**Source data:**
>> START

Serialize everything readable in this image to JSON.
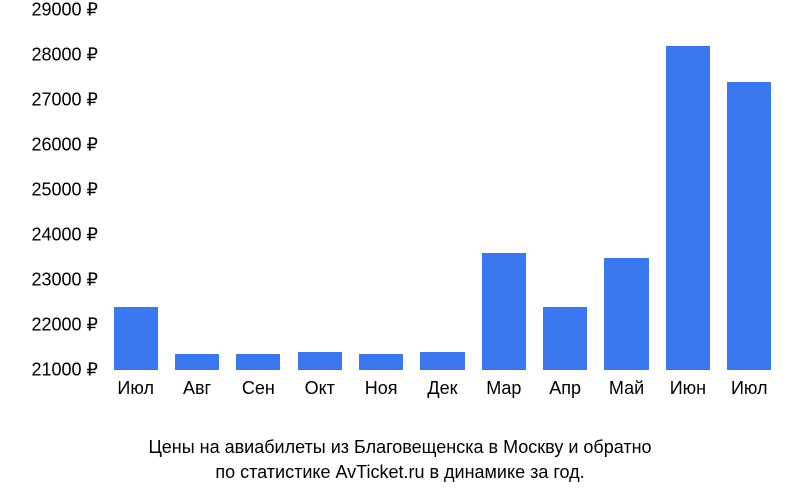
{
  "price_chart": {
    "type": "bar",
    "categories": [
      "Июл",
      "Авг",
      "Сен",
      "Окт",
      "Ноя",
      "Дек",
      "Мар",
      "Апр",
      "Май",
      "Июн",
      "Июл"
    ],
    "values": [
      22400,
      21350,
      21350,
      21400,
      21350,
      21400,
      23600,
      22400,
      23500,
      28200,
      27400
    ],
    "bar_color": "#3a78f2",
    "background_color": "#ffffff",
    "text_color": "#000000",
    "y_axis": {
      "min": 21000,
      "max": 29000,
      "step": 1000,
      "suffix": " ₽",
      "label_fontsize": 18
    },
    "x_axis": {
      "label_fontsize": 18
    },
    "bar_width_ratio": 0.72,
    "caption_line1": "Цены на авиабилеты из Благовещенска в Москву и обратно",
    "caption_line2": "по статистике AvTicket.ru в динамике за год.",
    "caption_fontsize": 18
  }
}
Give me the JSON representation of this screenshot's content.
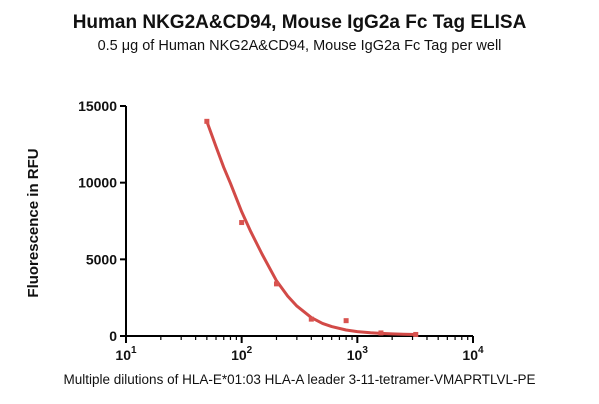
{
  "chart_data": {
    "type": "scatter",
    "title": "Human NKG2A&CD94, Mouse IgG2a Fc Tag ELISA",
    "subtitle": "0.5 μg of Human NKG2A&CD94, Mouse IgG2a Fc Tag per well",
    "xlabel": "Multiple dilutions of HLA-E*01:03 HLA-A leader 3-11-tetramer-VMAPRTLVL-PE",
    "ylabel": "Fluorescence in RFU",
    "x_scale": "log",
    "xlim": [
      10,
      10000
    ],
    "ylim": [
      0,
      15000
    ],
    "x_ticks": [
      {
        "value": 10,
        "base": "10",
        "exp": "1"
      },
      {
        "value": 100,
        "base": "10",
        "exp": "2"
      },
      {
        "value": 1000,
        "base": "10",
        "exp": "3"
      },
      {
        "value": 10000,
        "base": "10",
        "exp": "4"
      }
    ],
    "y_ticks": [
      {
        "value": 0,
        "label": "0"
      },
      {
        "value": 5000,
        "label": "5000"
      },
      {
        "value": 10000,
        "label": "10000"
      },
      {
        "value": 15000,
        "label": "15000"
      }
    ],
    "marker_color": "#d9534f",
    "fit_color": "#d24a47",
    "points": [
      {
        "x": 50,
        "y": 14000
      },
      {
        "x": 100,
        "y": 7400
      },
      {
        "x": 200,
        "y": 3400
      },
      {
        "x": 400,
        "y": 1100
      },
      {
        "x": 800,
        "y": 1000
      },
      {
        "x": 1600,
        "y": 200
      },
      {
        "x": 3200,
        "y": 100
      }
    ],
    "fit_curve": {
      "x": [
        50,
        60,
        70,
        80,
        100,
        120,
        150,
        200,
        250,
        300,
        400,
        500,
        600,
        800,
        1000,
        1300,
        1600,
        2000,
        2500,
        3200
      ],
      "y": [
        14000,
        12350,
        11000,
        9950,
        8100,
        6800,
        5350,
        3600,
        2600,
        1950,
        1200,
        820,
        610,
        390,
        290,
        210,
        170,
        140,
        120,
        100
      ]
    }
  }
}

>> END

Pick out all the lines with the word "this" in them and copy them.

Serialize everything readable in this image to JSON.
Give me the JSON representation of this screenshot's content.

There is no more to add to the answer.